Activities:
a) Answer these from the text about the Photodom camera store:
(i) In which borough and city is Photodom based?
(ii) How old was Dominick Lewis when he founded Photodom?
(iii) What did Lewis buy himself at eighteen?
b) Write the next part of the text about the Photodom camera store, picking up after its final sentence.

Text excerpt:
+ + + +

Photo and video equipment store in Brooklyn, NY

Photodom is a Black-owned analog-focused camera store based in Brooklyn, New York. The aim of the store is to create a place for people who appreciate Black photography and make photography gear affordable to communities that do not otherwise have access to them.

== History ==
As a 26-year-old Flatbush resident and photographer, Dominick Lewis founded Photodom. One of Lewis' motivations for opening Photodom is to document the Brooklyn immigrant community and their stories.

When Lewis was eighteen years old, he bought a camera as a graduate present to himself. He dropped out of engineering school to pursue photography, but encountered several career setbacks such as a failed photography business. His lessons from these setbacks helped him focus Photodom to be a bridge for sustaining a community that doesn't typically afford expensive cameras.

+ + + +

Dataset content:
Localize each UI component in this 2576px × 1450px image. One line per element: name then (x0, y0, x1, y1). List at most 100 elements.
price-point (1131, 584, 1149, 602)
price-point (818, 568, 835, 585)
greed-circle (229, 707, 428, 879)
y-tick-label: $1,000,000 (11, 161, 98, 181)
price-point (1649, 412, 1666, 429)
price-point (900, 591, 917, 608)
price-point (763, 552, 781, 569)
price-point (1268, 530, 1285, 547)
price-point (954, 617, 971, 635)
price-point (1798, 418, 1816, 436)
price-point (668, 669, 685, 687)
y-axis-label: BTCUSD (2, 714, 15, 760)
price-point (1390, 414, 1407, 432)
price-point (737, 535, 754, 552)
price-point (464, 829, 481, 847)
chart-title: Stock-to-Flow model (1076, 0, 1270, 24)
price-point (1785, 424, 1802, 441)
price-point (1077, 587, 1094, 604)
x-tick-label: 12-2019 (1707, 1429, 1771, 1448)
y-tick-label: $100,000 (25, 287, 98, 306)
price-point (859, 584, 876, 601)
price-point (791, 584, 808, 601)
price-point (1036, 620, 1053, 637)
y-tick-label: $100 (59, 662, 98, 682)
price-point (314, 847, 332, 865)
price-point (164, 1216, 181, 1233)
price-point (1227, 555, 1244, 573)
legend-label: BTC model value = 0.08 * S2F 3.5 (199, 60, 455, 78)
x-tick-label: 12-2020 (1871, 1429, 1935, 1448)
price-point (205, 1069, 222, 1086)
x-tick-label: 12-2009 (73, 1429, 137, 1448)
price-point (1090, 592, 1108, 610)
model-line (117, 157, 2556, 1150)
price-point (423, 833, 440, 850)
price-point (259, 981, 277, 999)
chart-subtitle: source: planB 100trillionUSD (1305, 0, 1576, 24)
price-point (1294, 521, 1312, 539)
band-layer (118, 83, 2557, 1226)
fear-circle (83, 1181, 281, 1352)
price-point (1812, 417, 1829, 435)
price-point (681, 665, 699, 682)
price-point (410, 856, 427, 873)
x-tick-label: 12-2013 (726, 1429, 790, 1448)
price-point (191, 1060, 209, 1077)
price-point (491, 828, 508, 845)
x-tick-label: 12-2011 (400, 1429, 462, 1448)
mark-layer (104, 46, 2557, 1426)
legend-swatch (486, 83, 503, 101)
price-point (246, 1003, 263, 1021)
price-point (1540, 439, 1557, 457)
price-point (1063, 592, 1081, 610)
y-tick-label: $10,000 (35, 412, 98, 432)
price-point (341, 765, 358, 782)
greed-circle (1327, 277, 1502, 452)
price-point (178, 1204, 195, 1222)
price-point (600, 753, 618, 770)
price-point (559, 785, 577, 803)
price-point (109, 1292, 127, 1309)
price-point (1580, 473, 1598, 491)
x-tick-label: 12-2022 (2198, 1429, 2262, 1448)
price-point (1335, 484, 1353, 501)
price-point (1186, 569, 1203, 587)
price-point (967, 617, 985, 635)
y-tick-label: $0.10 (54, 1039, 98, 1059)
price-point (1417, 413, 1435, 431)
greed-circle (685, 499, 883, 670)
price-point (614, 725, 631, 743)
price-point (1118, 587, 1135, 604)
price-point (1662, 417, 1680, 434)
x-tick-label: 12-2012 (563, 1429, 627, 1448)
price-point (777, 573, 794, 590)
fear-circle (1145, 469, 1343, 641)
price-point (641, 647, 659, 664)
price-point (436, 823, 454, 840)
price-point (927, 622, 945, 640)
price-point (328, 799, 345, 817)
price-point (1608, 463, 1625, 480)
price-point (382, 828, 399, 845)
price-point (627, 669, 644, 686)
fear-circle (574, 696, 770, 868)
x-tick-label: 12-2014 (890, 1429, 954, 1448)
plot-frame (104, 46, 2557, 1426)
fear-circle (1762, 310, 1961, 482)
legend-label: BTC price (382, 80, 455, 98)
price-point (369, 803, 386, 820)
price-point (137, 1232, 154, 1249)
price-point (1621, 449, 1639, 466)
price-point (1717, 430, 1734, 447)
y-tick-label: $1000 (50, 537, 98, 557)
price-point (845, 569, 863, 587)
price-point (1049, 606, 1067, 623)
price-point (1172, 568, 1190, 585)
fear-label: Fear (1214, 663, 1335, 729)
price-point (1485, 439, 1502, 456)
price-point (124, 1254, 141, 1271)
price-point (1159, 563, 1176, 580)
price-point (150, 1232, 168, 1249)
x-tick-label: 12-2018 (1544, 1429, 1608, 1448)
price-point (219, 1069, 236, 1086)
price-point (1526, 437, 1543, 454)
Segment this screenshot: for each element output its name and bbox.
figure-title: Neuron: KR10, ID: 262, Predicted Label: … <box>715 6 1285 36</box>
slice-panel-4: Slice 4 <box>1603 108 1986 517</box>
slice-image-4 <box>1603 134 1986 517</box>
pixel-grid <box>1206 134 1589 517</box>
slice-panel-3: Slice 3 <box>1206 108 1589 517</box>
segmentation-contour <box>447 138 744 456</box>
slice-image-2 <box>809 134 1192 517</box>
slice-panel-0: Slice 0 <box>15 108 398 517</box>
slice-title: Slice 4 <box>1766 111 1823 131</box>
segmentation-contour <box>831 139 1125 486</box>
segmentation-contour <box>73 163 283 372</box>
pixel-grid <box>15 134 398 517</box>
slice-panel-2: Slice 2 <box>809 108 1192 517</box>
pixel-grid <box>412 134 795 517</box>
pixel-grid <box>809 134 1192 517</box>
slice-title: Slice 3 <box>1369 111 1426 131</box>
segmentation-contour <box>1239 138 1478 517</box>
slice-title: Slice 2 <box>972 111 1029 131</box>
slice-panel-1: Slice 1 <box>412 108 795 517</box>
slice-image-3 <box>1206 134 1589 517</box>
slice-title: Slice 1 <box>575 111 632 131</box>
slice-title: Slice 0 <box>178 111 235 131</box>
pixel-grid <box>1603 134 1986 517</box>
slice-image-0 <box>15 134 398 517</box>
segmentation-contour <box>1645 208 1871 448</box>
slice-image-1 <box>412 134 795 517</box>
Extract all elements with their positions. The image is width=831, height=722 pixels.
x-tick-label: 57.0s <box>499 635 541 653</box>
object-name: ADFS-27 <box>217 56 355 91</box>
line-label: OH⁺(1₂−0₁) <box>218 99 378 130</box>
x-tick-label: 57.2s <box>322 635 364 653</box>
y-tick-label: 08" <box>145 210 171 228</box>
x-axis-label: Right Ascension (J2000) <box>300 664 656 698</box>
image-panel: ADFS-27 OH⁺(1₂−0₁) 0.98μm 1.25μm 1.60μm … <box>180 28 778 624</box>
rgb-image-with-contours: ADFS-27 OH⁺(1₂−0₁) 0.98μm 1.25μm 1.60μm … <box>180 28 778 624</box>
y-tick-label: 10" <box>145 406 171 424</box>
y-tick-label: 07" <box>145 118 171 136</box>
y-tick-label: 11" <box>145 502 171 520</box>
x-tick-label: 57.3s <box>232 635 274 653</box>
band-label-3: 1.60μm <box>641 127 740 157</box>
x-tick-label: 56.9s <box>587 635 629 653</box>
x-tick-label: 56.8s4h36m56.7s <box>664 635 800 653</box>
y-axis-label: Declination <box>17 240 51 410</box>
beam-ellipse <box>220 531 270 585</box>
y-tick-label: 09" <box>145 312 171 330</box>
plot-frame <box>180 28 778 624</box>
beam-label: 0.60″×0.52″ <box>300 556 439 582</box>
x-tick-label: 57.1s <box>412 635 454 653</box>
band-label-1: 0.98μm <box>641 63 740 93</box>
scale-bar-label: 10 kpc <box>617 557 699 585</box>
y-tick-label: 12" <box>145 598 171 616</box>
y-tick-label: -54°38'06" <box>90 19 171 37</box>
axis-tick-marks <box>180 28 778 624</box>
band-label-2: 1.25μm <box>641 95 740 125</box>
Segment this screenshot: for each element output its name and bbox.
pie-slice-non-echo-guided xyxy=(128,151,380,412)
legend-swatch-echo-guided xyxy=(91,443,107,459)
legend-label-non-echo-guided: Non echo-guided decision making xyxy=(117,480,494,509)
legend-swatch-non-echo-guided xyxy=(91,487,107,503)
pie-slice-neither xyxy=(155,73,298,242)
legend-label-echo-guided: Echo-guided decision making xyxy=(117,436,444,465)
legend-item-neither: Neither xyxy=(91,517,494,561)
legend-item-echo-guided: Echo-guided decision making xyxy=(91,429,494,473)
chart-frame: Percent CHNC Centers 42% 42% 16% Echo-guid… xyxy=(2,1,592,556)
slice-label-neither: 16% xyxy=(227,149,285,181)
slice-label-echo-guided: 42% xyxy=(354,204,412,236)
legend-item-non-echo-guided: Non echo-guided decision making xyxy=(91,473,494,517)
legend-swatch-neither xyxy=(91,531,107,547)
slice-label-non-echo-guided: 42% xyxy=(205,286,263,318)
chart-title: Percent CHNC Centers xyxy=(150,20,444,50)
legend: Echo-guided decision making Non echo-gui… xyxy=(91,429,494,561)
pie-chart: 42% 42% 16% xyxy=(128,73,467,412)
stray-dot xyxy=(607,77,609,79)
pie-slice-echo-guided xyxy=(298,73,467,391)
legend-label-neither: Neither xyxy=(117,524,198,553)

+ + + +

Outputs in order:
a)
(i) Brooklyn, New York.
(ii) He was 26.
(iii) A camera, as a graduate present to himself.

b)
In July 2020, Lewis created a GoFundMe to raise funds for a store and reached their funding goal in less than 48 hours.

Photodom has announced the Photodom Grant Program, a monthly $1,000 grant for artists to invest projects they want to create.

In September 2020, Lewis opened up a brick and mortar shop in Brooklyn with Lewis' friends being the first employees to help with customer service, making clothing, and one friend offering their dark room. Lewis is among other local Black entrepreneurs who turned their hobbies into businesses during the COVID-19 pandemic.

== Reception ==
The community generally supports Photodom's success. Upon the store opening, one customer "waited in line 'for over an hour' but loved how 'nice' everyone was and how affordable the cameras are". A friend of Lewis' shares that their "favorite thing about this is that it's all for the community". Brooklyn-based photographer and staff educator at the Metropolitan Museum of Art, Jeary Payne, comments that, “to see the idea [Lewis] had become tangible is dope and affirming". Moreover, Dee Williams, a Black photographer and former Brooklynite, shares "It’s been a blessing to support and buy from a space that doesn’t see me or my art as an outsider".